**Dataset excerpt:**
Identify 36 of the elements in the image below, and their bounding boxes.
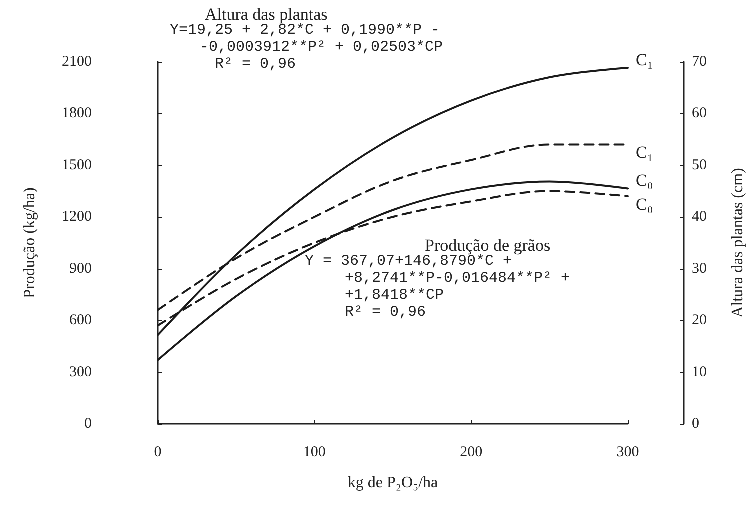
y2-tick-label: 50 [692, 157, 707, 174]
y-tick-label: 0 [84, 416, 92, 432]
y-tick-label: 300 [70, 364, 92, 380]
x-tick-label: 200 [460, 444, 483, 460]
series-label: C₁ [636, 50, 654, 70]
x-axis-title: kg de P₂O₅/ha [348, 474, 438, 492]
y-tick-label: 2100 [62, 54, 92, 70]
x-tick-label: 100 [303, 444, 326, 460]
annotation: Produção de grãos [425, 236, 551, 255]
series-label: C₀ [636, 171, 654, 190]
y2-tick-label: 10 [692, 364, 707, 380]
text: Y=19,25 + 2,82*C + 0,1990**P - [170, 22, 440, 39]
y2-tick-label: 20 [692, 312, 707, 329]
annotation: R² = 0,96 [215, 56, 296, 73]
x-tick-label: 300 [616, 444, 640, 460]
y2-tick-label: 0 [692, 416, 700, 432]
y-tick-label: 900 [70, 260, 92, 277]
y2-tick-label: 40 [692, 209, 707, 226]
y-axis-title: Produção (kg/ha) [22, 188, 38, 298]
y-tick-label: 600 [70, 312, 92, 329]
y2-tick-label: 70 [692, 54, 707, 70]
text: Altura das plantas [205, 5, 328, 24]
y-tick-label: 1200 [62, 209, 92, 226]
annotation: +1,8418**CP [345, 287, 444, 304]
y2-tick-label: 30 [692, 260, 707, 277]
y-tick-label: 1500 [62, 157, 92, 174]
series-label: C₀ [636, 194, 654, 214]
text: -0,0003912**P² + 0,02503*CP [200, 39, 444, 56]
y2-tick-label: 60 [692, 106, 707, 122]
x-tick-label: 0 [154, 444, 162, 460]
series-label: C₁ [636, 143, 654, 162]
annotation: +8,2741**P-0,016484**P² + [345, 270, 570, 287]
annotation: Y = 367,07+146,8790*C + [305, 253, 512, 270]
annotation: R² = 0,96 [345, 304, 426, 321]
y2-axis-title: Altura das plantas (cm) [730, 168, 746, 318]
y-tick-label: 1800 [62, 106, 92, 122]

--

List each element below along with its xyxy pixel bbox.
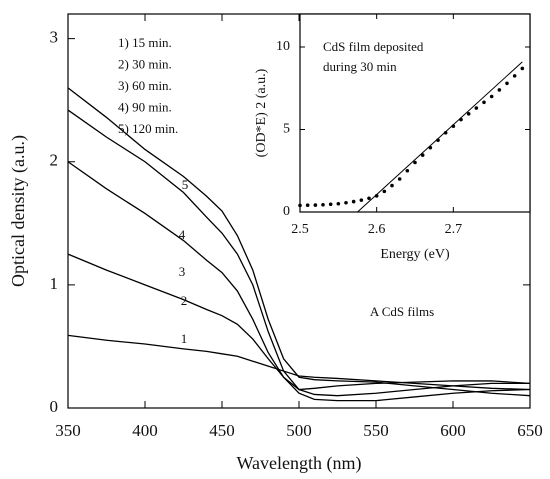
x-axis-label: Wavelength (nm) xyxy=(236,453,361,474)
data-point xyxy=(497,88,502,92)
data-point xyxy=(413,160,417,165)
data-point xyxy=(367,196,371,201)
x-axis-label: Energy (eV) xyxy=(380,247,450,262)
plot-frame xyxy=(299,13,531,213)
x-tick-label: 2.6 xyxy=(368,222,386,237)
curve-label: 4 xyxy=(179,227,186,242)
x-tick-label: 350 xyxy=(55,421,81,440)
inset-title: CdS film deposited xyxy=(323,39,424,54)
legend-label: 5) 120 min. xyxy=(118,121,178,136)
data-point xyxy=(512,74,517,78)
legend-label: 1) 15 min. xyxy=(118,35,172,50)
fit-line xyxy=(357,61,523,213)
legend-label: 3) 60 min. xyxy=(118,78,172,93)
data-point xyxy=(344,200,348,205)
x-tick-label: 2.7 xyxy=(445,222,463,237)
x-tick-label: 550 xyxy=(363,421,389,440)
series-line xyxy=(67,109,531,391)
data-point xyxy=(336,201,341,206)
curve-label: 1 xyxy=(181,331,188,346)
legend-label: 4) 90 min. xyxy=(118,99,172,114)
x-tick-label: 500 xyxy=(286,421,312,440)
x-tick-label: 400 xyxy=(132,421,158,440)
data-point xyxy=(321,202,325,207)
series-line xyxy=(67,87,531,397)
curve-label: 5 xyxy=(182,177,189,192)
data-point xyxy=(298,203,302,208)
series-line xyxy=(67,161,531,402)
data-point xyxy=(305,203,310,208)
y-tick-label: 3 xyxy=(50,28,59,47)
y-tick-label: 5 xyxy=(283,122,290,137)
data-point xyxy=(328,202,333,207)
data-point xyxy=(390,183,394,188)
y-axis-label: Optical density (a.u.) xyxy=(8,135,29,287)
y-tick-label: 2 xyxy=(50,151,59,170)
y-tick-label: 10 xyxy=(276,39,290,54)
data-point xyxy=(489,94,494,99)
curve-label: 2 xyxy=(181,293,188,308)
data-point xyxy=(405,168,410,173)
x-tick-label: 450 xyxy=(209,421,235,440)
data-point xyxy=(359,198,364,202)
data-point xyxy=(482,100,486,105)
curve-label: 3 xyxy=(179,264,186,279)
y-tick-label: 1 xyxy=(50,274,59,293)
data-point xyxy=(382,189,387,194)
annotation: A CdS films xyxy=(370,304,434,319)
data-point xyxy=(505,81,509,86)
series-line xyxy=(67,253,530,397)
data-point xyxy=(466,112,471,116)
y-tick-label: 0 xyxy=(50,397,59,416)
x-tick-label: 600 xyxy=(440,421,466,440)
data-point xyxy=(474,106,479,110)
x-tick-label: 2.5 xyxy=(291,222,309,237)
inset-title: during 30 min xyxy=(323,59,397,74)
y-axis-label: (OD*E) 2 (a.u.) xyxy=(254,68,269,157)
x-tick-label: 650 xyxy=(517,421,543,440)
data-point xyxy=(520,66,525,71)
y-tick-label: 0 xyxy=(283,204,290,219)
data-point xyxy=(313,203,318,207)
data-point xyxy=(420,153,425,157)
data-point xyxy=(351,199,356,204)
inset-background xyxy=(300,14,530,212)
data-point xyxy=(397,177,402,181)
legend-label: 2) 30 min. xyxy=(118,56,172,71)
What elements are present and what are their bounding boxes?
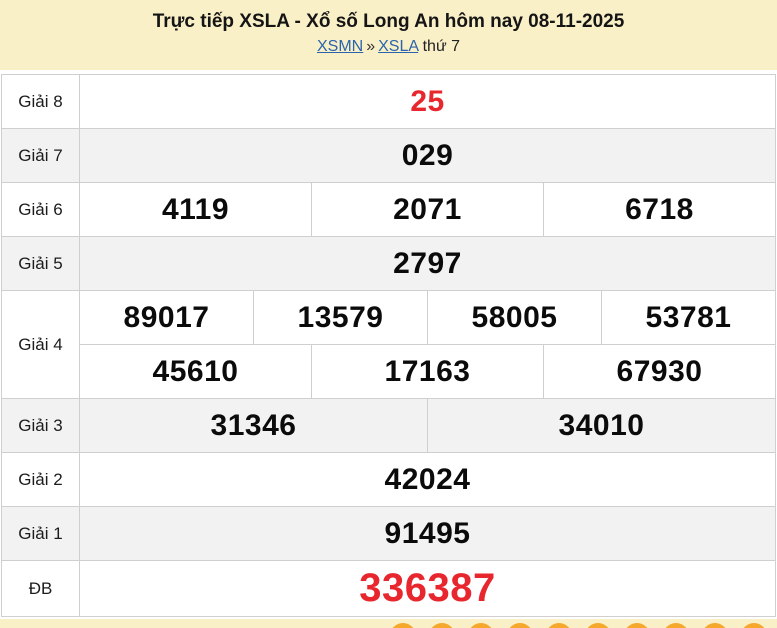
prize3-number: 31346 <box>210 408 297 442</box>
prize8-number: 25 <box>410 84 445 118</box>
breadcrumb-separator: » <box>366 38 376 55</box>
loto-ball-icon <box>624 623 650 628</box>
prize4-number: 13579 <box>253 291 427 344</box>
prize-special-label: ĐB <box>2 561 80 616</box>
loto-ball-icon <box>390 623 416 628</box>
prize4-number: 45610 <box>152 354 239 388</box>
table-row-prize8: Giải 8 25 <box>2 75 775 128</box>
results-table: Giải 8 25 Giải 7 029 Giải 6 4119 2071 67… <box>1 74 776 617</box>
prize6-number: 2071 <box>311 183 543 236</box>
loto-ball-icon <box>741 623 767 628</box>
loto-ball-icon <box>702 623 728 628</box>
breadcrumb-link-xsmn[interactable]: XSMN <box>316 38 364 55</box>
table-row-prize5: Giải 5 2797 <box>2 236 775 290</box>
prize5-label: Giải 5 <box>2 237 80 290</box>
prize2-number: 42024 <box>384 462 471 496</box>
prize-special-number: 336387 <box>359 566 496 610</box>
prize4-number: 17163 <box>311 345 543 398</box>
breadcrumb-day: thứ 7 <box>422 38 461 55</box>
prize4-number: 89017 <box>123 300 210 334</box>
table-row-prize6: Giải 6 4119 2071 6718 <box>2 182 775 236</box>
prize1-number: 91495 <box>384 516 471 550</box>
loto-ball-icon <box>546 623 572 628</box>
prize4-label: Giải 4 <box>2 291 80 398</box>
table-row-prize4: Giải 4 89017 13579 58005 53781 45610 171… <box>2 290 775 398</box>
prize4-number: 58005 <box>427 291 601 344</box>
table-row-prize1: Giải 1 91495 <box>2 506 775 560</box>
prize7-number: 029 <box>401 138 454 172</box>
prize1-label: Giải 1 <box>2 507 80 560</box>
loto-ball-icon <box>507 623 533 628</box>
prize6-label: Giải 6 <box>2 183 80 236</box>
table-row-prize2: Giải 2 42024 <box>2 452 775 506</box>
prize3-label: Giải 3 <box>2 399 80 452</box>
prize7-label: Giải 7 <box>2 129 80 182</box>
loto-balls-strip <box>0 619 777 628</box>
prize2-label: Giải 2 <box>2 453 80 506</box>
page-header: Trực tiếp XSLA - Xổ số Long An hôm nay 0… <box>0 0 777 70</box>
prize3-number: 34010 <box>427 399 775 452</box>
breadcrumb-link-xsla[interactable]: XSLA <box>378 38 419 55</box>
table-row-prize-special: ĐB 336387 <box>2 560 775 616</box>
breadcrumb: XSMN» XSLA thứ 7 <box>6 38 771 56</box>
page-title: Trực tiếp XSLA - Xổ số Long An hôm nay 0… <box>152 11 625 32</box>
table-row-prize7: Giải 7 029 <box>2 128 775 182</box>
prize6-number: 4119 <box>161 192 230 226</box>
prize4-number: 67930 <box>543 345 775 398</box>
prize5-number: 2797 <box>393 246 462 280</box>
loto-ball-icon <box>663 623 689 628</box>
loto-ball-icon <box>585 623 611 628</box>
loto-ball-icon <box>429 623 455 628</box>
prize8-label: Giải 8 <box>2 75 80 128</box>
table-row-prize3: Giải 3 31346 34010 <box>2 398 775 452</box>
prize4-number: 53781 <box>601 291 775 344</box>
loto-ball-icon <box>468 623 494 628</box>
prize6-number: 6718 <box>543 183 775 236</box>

**The problem:** How many lines of the items above contain the string "Altura"? Count only matches with the same capitalization, and reply with the number alone.

**Final answer:** 2